■ **SUPPLIED RECORDS**

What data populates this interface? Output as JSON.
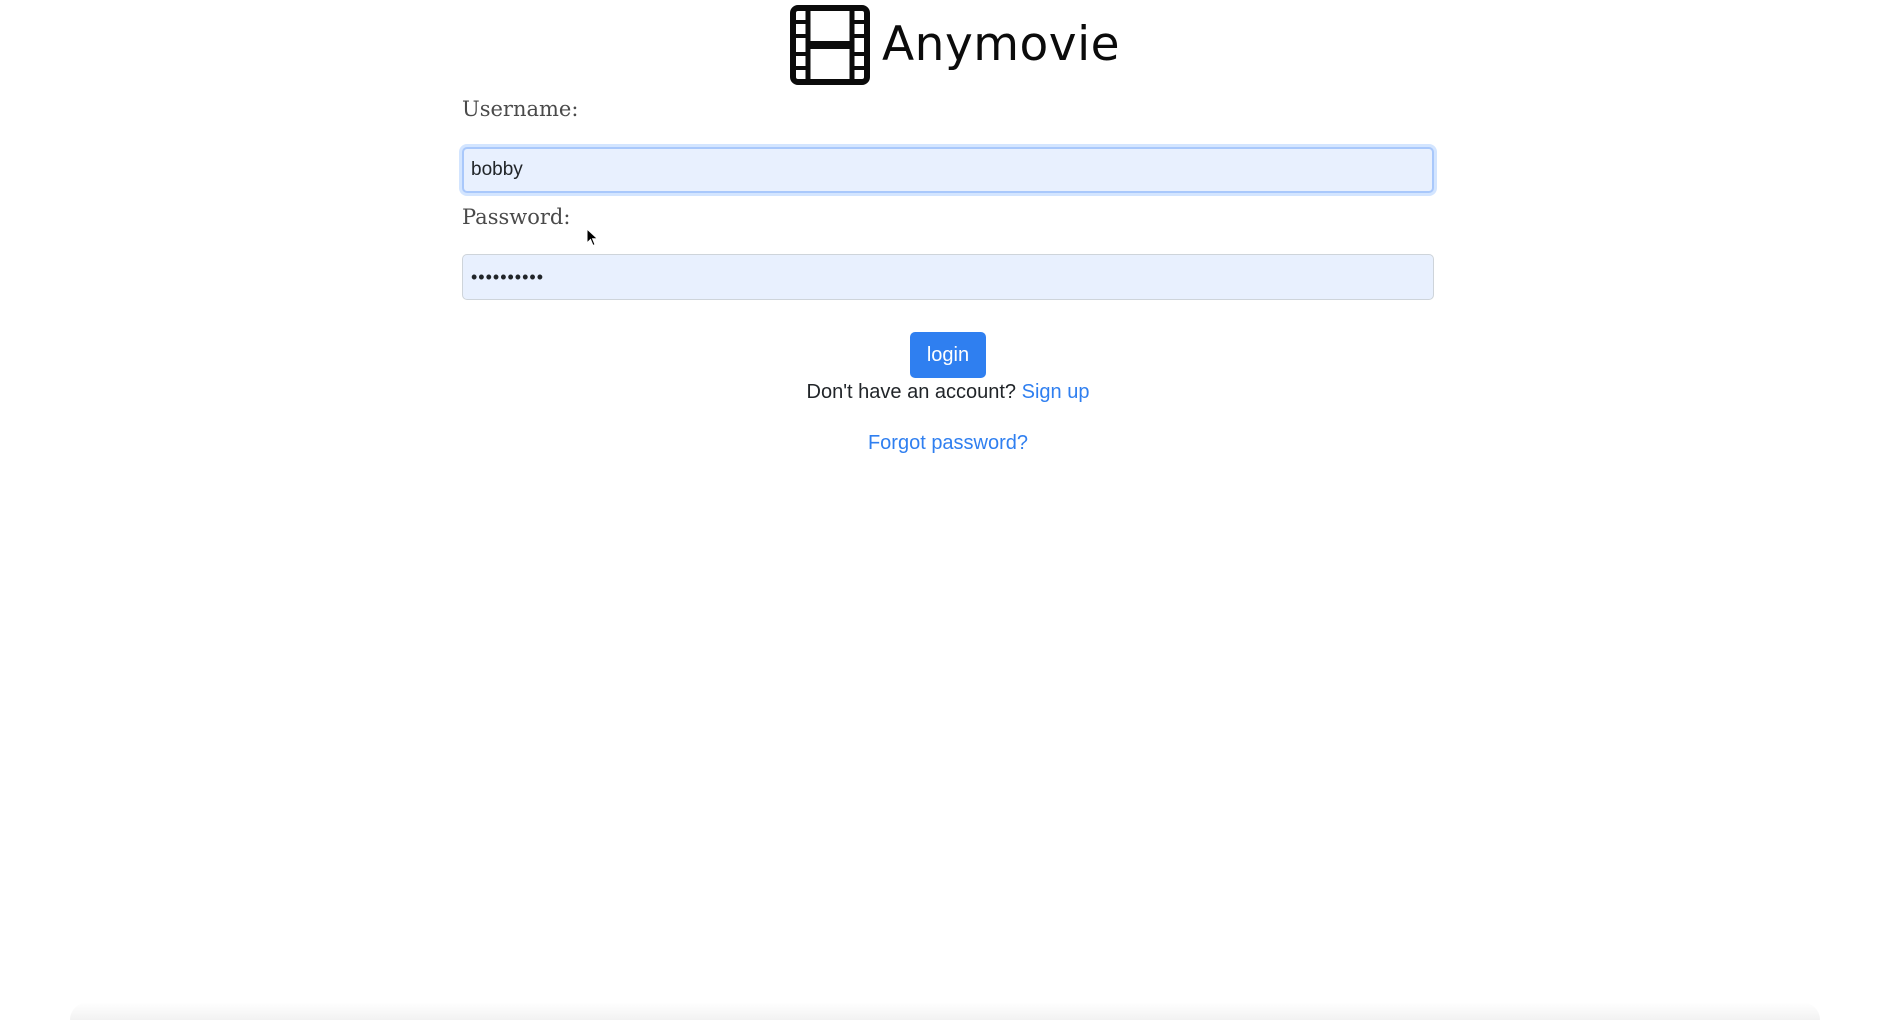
{
  "brand": {
    "name": "Anymovie",
    "icon": "film-strip-icon"
  },
  "form": {
    "username_label": "Username:",
    "username_value": "bobby",
    "password_label": "Password:",
    "password_value": "••••••••••"
  },
  "actions": {
    "login_label": "login",
    "signup_prompt": "Don't have an account?",
    "signup_link": "Sign up",
    "forgot_link": "Forgot password?"
  },
  "colors": {
    "accent": "#2f7ff0",
    "input_bg": "#e8f0fe"
  }
}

■ **WRITTEN REQUEST**
Reproduce the full listing above verbatim, with no pictures included.

■ **CORRECT RESULT**
What data populates this interface? Output as JSON.
{
  "brand": {
    "name": "Anymovie",
    "icon": "film-strip-icon"
  },
  "form": {
    "username_label": "Username:",
    "username_value": "bobby",
    "password_label": "Password:",
    "password_value": "••••••••••"
  },
  "actions": {
    "login_label": "login",
    "signup_prompt": "Don't have an account?",
    "signup_link": "Sign up",
    "forgot_link": "Forgot password?"
  },
  "colors": {
    "accent": "#2f7ff0",
    "input_bg": "#e8f0fe"
  }
}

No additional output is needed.